• **Stated goal**: Look through the data and write out every line with the word "this" in it.

• **Material for the task**:
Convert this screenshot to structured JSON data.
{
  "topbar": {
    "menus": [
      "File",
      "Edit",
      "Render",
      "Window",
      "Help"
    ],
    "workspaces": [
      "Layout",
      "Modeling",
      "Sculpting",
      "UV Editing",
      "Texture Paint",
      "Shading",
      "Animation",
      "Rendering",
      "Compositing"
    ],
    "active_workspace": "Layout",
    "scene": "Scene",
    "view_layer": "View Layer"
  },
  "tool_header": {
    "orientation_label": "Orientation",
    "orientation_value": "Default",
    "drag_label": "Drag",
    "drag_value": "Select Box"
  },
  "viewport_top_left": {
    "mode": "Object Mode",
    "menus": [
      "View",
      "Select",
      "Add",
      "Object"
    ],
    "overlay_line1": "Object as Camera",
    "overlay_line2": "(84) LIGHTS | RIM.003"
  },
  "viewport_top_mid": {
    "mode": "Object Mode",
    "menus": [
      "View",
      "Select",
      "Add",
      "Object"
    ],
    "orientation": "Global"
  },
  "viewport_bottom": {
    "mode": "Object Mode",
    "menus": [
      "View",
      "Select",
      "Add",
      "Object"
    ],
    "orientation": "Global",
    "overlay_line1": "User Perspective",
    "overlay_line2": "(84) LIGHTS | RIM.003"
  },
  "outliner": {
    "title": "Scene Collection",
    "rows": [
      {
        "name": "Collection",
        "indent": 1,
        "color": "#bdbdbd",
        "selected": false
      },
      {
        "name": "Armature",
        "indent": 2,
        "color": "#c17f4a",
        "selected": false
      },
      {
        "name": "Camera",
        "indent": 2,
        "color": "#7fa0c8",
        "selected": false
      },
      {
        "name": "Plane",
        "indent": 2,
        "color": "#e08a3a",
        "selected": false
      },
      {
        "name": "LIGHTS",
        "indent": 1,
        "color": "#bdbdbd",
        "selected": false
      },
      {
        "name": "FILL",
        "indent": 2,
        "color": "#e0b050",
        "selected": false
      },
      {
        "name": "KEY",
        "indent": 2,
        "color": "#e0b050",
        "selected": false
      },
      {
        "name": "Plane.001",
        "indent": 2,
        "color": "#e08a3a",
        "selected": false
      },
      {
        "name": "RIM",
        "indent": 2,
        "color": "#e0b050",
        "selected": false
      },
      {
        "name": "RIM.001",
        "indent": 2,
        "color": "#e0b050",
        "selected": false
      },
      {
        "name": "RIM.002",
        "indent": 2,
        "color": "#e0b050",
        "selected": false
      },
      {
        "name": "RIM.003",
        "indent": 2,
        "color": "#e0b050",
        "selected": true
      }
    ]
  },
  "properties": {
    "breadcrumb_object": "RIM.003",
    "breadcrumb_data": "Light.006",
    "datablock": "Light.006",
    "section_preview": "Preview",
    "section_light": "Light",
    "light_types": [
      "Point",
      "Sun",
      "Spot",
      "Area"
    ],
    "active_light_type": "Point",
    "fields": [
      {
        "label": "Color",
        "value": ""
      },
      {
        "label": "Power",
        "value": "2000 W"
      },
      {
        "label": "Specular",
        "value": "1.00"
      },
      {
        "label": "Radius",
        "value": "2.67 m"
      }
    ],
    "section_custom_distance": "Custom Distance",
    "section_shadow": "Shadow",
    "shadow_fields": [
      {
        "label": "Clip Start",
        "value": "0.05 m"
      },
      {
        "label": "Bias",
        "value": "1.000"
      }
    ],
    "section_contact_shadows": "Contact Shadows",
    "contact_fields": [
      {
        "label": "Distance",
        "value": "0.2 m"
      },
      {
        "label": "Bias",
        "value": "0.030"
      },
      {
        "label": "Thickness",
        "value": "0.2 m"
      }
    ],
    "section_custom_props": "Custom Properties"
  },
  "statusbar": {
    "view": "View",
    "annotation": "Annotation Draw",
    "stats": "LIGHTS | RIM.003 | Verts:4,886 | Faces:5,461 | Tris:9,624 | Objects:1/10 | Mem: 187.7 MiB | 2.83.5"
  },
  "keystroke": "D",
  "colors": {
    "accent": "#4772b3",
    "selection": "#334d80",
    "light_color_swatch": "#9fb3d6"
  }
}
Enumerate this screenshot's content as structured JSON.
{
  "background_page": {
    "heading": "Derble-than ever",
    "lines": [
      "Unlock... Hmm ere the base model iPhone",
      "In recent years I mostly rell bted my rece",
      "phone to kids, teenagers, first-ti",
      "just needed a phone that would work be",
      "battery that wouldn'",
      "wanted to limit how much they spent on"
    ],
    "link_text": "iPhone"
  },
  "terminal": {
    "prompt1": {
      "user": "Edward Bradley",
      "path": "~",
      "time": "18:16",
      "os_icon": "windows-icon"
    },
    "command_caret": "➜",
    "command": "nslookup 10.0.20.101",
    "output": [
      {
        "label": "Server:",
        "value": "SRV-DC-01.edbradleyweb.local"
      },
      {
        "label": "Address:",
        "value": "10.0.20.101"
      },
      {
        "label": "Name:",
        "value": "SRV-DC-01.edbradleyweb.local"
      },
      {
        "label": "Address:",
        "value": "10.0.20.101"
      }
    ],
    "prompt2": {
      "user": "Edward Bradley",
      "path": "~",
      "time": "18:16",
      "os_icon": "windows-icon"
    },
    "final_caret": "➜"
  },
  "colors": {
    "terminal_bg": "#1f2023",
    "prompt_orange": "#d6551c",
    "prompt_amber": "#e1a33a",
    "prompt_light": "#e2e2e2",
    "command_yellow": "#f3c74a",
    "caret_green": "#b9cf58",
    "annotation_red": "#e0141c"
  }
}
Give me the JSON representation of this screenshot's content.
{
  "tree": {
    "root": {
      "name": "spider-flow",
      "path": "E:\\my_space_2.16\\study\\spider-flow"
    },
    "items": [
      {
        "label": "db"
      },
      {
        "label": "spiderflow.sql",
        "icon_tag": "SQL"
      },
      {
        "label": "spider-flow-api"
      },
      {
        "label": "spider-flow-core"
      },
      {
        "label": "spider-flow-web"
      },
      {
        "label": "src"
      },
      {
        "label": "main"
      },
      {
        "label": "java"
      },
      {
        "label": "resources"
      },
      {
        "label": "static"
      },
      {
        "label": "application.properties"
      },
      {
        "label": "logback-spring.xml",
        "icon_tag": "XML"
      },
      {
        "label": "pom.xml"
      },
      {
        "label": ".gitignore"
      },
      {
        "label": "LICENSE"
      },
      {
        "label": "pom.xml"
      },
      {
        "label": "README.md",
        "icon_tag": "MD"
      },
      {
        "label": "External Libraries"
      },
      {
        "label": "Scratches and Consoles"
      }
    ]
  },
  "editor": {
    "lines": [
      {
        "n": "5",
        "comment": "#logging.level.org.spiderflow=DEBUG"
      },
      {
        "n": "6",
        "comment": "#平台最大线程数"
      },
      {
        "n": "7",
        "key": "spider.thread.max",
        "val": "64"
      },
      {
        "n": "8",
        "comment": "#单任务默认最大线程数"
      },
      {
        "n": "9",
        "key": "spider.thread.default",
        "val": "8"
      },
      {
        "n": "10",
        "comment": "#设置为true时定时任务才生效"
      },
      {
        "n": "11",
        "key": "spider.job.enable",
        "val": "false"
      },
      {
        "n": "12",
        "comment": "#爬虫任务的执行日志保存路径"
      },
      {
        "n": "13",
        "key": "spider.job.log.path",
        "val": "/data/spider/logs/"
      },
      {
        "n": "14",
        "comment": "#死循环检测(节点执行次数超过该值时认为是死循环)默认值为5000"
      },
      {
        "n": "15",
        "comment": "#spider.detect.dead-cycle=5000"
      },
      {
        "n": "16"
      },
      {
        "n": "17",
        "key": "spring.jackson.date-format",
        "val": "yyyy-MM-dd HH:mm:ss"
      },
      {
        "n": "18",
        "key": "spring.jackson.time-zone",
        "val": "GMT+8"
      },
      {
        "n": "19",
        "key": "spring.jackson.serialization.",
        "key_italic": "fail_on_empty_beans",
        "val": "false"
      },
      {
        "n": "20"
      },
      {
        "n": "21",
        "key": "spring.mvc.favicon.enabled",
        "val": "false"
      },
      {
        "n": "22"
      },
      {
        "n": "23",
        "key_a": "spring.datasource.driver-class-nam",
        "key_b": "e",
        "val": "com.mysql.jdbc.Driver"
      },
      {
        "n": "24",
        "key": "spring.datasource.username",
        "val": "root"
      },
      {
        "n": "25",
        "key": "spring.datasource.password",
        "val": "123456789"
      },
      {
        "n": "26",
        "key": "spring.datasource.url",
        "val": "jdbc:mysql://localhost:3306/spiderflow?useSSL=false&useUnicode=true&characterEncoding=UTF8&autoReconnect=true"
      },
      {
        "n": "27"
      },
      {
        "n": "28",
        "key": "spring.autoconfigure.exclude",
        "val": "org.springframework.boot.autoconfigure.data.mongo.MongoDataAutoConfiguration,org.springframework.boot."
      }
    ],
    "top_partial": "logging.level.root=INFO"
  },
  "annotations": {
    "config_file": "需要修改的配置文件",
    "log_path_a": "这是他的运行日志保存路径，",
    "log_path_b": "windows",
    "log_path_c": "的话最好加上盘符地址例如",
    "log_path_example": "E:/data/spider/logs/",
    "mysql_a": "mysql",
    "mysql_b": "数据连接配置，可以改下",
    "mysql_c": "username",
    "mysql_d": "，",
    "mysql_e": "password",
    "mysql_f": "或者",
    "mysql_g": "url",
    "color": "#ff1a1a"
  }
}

• **Completed exercise**:
Convert this screenshot to structured JSON data.
Enumerate this screenshot's content as structured JSON.
Give me the JSON representation of this screenshot's content.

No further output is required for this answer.